- _BRIEF_
Omit images. Retype all entries verbatim.

** start of DATASET **

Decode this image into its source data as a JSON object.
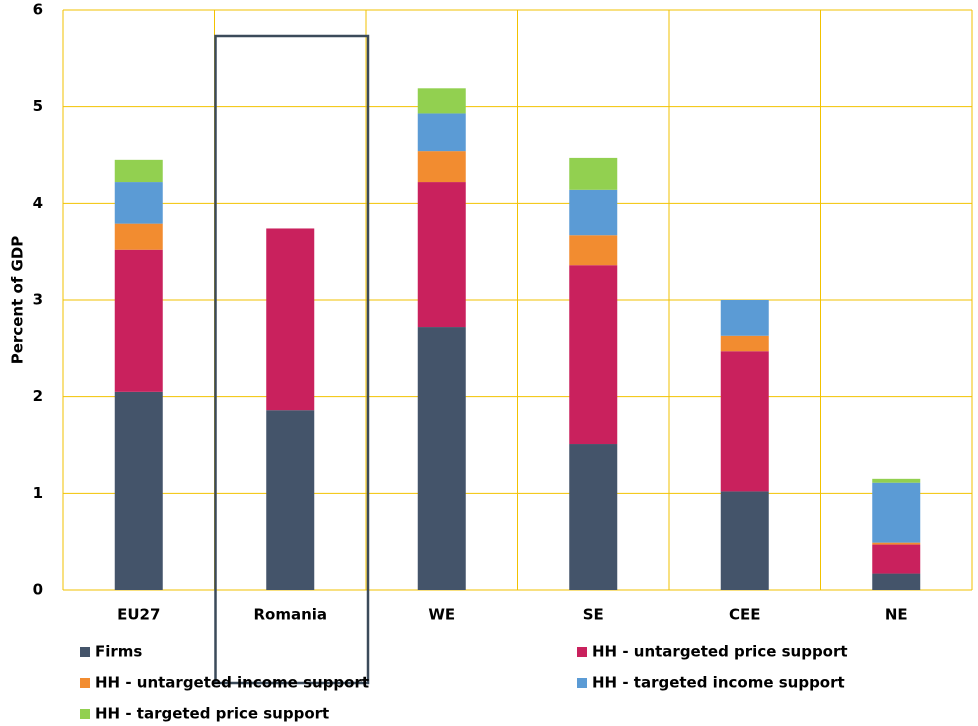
{
  "chart_data": {
    "type": "stacked-bar",
    "y_label": "Percent of GDP",
    "categories": [
      "EU27",
      "Romania",
      "WE",
      "SE",
      "CEE",
      "NE"
    ],
    "series": [
      {
        "name": "Firms",
        "color": "#44546a",
        "values": [
          2.05,
          1.86,
          2.72,
          1.51,
          1.02,
          0.17
        ]
      },
      {
        "name": "HH - untargeted price support",
        "color": "#c9215d",
        "values": [
          1.47,
          1.88,
          1.5,
          1.85,
          1.45,
          0.3
        ]
      },
      {
        "name": "HH - untargeted income support",
        "color": "#f28c30",
        "values": [
          0.27,
          0,
          0.32,
          0.31,
          0.16,
          0.02
        ]
      },
      {
        "name": "HH - targeted income support",
        "color": "#5b9bd5",
        "values": [
          0.43,
          0,
          0.39,
          0.47,
          0.37,
          0.62
        ]
      },
      {
        "name": "HH - targeted price support",
        "color": "#92d050",
        "values": [
          0.23,
          0,
          0.26,
          0.33,
          0,
          0.04
        ]
      }
    ],
    "ylim": [
      0,
      6
    ],
    "yticks": [
      0,
      1,
      2,
      3,
      4,
      5,
      6
    ],
    "grid": true,
    "grid_color": "#f2c200",
    "legend": "bottom"
  }
}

** end of DATASET **

- _TASK RESPONSE_
Decode this image into its source data as a JSON object.
{
  "chart_data": {
    "type": "stacked-bar",
    "y_label": "Percent of GDP",
    "categories": [
      "EU27",
      "Romania",
      "WE",
      "SE",
      "CEE",
      "NE"
    ],
    "series": [
      {
        "name": "Firms",
        "color": "#44546a",
        "values": [
          2.05,
          1.86,
          2.72,
          1.51,
          1.02,
          0.17
        ]
      },
      {
        "name": "HH - untargeted price support",
        "color": "#c9215d",
        "values": [
          1.47,
          1.88,
          1.5,
          1.85,
          1.45,
          0.3
        ]
      },
      {
        "name": "HH - untargeted income support",
        "color": "#f28c30",
        "values": [
          0.27,
          0,
          0.32,
          0.31,
          0.16,
          0.02
        ]
      },
      {
        "name": "HH - targeted income support",
        "color": "#5b9bd5",
        "values": [
          0.43,
          0,
          0.39,
          0.47,
          0.37,
          0.62
        ]
      },
      {
        "name": "HH - targeted price support",
        "color": "#92d050",
        "values": [
          0.23,
          0,
          0.26,
          0.33,
          0,
          0.04
        ]
      }
    ],
    "ylim": [
      0,
      6
    ],
    "yticks": [
      0,
      1,
      2,
      3,
      4,
      5,
      6
    ],
    "grid": true,
    "grid_color": "#f2c200",
    "legend": "bottom"
  }
}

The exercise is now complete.